The problem:
Reproduce every record exactly as it appears, but not the pictures.

>> START

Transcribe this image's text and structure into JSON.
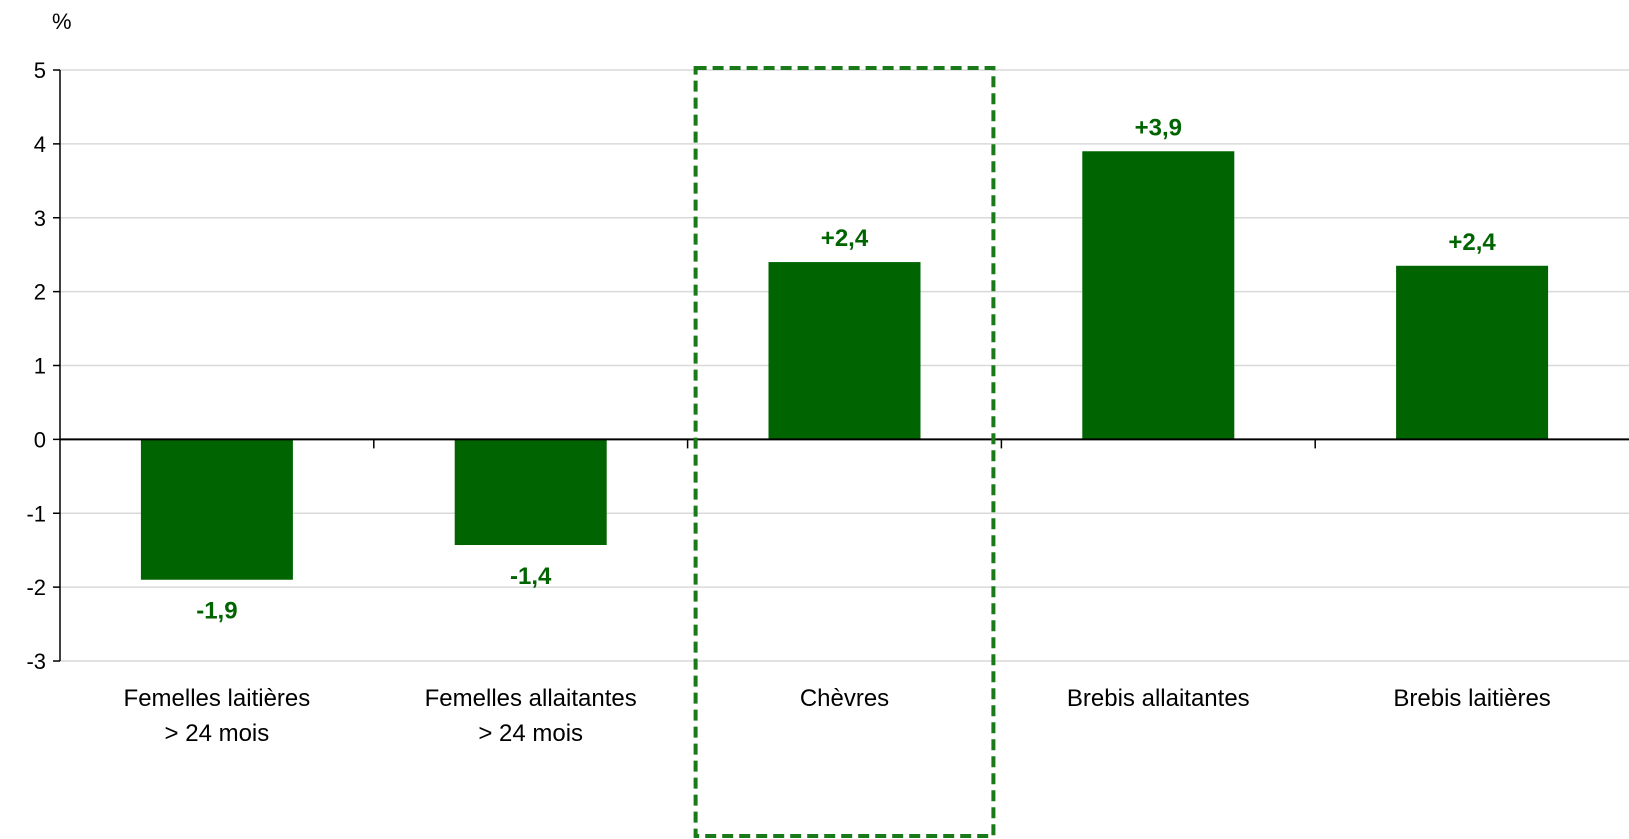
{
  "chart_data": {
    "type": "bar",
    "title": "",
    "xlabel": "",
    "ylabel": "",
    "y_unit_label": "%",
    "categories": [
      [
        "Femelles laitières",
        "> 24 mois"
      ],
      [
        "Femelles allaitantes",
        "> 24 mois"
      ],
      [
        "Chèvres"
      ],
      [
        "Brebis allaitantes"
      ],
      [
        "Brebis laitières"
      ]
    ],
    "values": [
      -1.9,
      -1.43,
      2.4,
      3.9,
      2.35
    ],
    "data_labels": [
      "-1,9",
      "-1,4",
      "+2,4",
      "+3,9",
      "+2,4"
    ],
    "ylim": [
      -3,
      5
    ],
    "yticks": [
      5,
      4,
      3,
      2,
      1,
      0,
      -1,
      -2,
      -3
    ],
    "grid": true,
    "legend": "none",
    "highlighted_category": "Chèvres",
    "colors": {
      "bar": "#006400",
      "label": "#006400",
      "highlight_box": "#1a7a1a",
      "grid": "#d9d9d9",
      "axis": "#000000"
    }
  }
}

>> END

Task response:
Transcribe this image's text and structure into JSON.
{
  "chart_data": {
    "type": "bar",
    "title": "",
    "xlabel": "",
    "ylabel": "",
    "y_unit_label": "%",
    "categories": [
      [
        "Femelles laitières",
        "> 24 mois"
      ],
      [
        "Femelles allaitantes",
        "> 24 mois"
      ],
      [
        "Chèvres"
      ],
      [
        "Brebis allaitantes"
      ],
      [
        "Brebis laitières"
      ]
    ],
    "values": [
      -1.9,
      -1.43,
      2.4,
      3.9,
      2.35
    ],
    "data_labels": [
      "-1,9",
      "-1,4",
      "+2,4",
      "+3,9",
      "+2,4"
    ],
    "ylim": [
      -3,
      5
    ],
    "yticks": [
      5,
      4,
      3,
      2,
      1,
      0,
      -1,
      -2,
      -3
    ],
    "grid": true,
    "legend": "none",
    "highlighted_category": "Chèvres",
    "colors": {
      "bar": "#006400",
      "label": "#006400",
      "highlight_box": "#1a7a1a",
      "grid": "#d9d9d9",
      "axis": "#000000"
    }
  }
}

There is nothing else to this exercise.